• _Input records_:
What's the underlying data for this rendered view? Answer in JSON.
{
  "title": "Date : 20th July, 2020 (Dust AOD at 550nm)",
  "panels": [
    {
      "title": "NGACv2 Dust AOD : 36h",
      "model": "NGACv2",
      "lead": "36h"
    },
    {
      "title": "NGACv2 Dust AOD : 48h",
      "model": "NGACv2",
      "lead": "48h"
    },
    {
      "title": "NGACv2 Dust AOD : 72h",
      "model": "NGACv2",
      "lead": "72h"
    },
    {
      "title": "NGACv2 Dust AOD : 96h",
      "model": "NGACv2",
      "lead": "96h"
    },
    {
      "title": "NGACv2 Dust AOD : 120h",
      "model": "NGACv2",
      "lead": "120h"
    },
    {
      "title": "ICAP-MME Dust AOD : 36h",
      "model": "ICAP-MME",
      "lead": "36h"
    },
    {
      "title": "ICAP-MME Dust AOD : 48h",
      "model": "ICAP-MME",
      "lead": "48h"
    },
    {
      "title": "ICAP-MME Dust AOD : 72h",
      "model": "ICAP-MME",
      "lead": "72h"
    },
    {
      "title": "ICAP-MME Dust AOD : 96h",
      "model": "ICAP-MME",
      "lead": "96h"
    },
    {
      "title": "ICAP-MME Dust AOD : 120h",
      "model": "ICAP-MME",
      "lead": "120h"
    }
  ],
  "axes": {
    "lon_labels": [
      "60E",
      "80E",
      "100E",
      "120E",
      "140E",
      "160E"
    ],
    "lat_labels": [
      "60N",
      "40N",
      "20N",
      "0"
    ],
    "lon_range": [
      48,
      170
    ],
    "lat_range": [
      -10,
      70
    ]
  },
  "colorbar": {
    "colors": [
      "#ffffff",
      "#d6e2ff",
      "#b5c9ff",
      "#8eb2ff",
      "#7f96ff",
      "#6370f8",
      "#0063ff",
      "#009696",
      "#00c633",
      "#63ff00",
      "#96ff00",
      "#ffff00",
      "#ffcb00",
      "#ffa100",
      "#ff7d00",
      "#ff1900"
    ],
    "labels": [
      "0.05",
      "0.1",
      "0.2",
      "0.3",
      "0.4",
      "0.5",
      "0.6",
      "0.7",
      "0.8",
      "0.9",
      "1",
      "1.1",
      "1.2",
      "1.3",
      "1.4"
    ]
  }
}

• _What to do_:
Restate the data above exactly, keeping each word as it stands.

• _Result of the task_:
What's the underlying data for this rendered view? Answer in JSON.
{
  "title": "Date : 20th July, 2020 (Dust AOD at 550nm)",
  "panels": [
    {
      "title": "NGACv2 Dust AOD : 36h",
      "model": "NGACv2",
      "lead": "36h"
    },
    {
      "title": "NGACv2 Dust AOD : 48h",
      "model": "NGACv2",
      "lead": "48h"
    },
    {
      "title": "NGACv2 Dust AOD : 72h",
      "model": "NGACv2",
      "lead": "72h"
    },
    {
      "title": "NGACv2 Dust AOD : 96h",
      "model": "NGACv2",
      "lead": "96h"
    },
    {
      "title": "NGACv2 Dust AOD : 120h",
      "model": "NGACv2",
      "lead": "120h"
    },
    {
      "title": "ICAP-MME Dust AOD : 36h",
      "model": "ICAP-MME",
      "lead": "36h"
    },
    {
      "title": "ICAP-MME Dust AOD : 48h",
      "model": "ICAP-MME",
      "lead": "48h"
    },
    {
      "title": "ICAP-MME Dust AOD : 72h",
      "model": "ICAP-MME",
      "lead": "72h"
    },
    {
      "title": "ICAP-MME Dust AOD : 96h",
      "model": "ICAP-MME",
      "lead": "96h"
    },
    {
      "title": "ICAP-MME Dust AOD : 120h",
      "model": "ICAP-MME",
      "lead": "120h"
    }
  ],
  "axes": {
    "lon_labels": [
      "60E",
      "80E",
      "100E",
      "120E",
      "140E",
      "160E"
    ],
    "lat_labels": [
      "60N",
      "40N",
      "20N",
      "0"
    ],
    "lon_range": [
      48,
      170
    ],
    "lat_range": [
      -10,
      70
    ]
  },
  "colorbar": {
    "colors": [
      "#ffffff",
      "#d6e2ff",
      "#b5c9ff",
      "#8eb2ff",
      "#7f96ff",
      "#6370f8",
      "#0063ff",
      "#009696",
      "#00c633",
      "#63ff00",
      "#96ff00",
      "#ffff00",
      "#ffcb00",
      "#ffa100",
      "#ff7d00",
      "#ff1900"
    ],
    "labels": [
      "0.05",
      "0.1",
      "0.2",
      "0.3",
      "0.4",
      "0.5",
      "0.6",
      "0.7",
      "0.8",
      "0.9",
      "1",
      "1.1",
      "1.2",
      "1.3",
      "1.4"
    ]
  }
}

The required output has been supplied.